[Saved entries]

begin

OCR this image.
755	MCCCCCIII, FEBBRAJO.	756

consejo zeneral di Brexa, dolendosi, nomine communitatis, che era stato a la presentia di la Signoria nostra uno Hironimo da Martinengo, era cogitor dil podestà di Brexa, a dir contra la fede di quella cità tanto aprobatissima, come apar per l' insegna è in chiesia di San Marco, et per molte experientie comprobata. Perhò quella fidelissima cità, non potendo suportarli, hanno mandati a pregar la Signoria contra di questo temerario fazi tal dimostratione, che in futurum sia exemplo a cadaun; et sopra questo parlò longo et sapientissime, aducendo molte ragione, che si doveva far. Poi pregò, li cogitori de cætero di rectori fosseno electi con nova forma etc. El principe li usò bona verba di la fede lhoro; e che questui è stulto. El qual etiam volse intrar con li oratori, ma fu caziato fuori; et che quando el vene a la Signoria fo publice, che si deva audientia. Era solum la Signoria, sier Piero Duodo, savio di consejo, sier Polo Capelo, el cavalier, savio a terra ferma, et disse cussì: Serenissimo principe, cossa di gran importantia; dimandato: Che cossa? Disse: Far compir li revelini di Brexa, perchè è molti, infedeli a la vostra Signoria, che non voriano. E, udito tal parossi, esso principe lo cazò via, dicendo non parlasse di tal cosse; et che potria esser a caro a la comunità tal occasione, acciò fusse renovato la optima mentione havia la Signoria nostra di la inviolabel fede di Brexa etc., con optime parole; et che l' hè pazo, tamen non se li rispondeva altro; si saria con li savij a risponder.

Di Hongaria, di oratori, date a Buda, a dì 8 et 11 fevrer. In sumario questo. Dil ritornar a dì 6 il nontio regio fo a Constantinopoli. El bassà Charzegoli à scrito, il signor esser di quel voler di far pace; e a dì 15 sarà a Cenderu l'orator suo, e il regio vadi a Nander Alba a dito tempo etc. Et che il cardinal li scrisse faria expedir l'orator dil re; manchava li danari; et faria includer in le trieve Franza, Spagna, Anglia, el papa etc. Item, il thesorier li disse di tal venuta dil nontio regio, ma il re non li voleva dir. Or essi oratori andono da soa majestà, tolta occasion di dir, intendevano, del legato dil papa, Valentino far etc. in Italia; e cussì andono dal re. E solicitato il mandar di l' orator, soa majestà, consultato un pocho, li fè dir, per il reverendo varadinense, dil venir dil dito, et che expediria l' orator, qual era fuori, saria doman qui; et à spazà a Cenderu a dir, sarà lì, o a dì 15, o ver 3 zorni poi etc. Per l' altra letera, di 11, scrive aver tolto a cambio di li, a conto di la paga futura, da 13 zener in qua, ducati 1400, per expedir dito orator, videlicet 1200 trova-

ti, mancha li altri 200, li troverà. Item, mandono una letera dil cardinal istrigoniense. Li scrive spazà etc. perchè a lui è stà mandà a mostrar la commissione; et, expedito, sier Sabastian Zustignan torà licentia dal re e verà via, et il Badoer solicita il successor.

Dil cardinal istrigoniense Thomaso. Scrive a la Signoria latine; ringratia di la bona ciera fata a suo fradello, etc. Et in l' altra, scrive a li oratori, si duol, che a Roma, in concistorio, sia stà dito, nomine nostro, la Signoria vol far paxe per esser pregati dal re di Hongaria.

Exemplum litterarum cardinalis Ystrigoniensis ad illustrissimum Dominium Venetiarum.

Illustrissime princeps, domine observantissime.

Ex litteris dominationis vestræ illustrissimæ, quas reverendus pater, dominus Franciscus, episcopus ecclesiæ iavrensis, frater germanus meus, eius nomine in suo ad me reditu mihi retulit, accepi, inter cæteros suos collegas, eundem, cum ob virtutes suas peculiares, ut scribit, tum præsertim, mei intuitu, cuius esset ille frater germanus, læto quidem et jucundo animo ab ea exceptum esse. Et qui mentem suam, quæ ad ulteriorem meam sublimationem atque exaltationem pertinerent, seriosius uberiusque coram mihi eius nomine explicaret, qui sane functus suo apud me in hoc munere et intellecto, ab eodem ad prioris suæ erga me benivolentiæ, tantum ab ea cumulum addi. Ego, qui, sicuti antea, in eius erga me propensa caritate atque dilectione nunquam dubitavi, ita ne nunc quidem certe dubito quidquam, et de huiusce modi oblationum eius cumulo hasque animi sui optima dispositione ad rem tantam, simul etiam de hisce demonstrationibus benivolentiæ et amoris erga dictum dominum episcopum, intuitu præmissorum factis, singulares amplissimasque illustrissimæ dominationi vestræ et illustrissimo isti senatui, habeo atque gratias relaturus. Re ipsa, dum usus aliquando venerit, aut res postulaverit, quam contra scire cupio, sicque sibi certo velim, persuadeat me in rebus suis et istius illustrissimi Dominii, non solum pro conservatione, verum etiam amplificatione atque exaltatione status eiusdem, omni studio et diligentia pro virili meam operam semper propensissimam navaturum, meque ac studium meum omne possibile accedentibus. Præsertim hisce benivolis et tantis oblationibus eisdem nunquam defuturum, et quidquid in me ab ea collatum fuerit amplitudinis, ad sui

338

end

• _TASK REQUIREMENTS_: Select every line in the records above that contains the word "istrigoniense".

• _EXERCISE OUTPUT_:
ti, mancha li altri 200, li troverà. Item, mandono una letera dil cardinal istrigoniense. Li scrive spazà etc. perchè a lui è stà mandà a mostrar la commissione; et, expedito, sier Sabastian Zustignan torà licentia dal re e verà via, et il Badoer solicita il successor.
Dil cardinal istrigoniense Thomaso. Scrive a la Signoria latine; ringratia di la bona ciera fata a suo fradello, etc. Et in l' altra, scrive a li oratori, si duol, che a Roma, in concistorio, sia stà dito, nomine nostro, la Signoria vol far paxe per esser pregati dal re di Hongaria.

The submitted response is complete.